[Items from a dataset]

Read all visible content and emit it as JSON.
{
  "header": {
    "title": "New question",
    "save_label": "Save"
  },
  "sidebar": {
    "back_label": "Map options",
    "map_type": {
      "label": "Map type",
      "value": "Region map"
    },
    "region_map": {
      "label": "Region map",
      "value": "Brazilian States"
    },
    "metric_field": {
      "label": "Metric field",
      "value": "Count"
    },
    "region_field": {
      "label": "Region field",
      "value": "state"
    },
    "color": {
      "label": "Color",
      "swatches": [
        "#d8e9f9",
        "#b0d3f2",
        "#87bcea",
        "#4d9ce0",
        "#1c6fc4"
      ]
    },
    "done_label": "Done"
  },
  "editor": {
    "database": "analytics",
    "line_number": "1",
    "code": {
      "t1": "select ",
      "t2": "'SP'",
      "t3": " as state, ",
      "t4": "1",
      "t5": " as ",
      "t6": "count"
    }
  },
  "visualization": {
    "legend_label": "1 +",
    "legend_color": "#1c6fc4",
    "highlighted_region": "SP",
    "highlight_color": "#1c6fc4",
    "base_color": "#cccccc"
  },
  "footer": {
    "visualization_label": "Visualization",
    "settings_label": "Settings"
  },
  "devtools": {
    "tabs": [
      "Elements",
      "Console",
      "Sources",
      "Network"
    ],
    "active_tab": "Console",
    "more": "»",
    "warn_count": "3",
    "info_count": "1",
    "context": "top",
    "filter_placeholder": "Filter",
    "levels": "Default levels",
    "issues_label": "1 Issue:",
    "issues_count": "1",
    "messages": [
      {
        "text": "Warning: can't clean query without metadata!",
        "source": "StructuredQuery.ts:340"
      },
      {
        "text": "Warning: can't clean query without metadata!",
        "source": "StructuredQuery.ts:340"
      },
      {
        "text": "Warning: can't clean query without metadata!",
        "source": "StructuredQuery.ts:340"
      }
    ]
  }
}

§ THE EXERCISE
Print again each line of the listing above, exactly as it appears.

§ EXERCISE ANSWER
Read all visible content and emit it as JSON.
{
  "header": {
    "title": "New question",
    "save_label": "Save"
  },
  "sidebar": {
    "back_label": "Map options",
    "map_type": {
      "label": "Map type",
      "value": "Region map"
    },
    "region_map": {
      "label": "Region map",
      "value": "Brazilian States"
    },
    "metric_field": {
      "label": "Metric field",
      "value": "Count"
    },
    "region_field": {
      "label": "Region field",
      "value": "state"
    },
    "color": {
      "label": "Color",
      "swatches": [
        "#d8e9f9",
        "#b0d3f2",
        "#87bcea",
        "#4d9ce0",
        "#1c6fc4"
      ]
    },
    "done_label": "Done"
  },
  "editor": {
    "database": "analytics",
    "line_number": "1",
    "code": {
      "t1": "select ",
      "t2": "'SP'",
      "t3": " as state, ",
      "t4": "1",
      "t5": " as ",
      "t6": "count"
    }
  },
  "visualization": {
    "legend_label": "1 +",
    "legend_color": "#1c6fc4",
    "highlighted_region": "SP",
    "highlight_color": "#1c6fc4",
    "base_color": "#cccccc"
  },
  "footer": {
    "visualization_label": "Visualization",
    "settings_label": "Settings"
  },
  "devtools": {
    "tabs": [
      "Elements",
      "Console",
      "Sources",
      "Network"
    ],
    "active_tab": "Console",
    "more": "»",
    "warn_count": "3",
    "info_count": "1",
    "context": "top",
    "filter_placeholder": "Filter",
    "levels": "Default levels",
    "issues_label": "1 Issue:",
    "issues_count": "1",
    "messages": [
      {
        "text": "Warning: can't clean query without metadata!",
        "source": "StructuredQuery.ts:340"
      },
      {
        "text": "Warning: can't clean query without metadata!",
        "source": "StructuredQuery.ts:340"
      },
      {
        "text": "Warning: can't clean query without metadata!",
        "source": "StructuredQuery.ts:340"
      }
    ]
  }
}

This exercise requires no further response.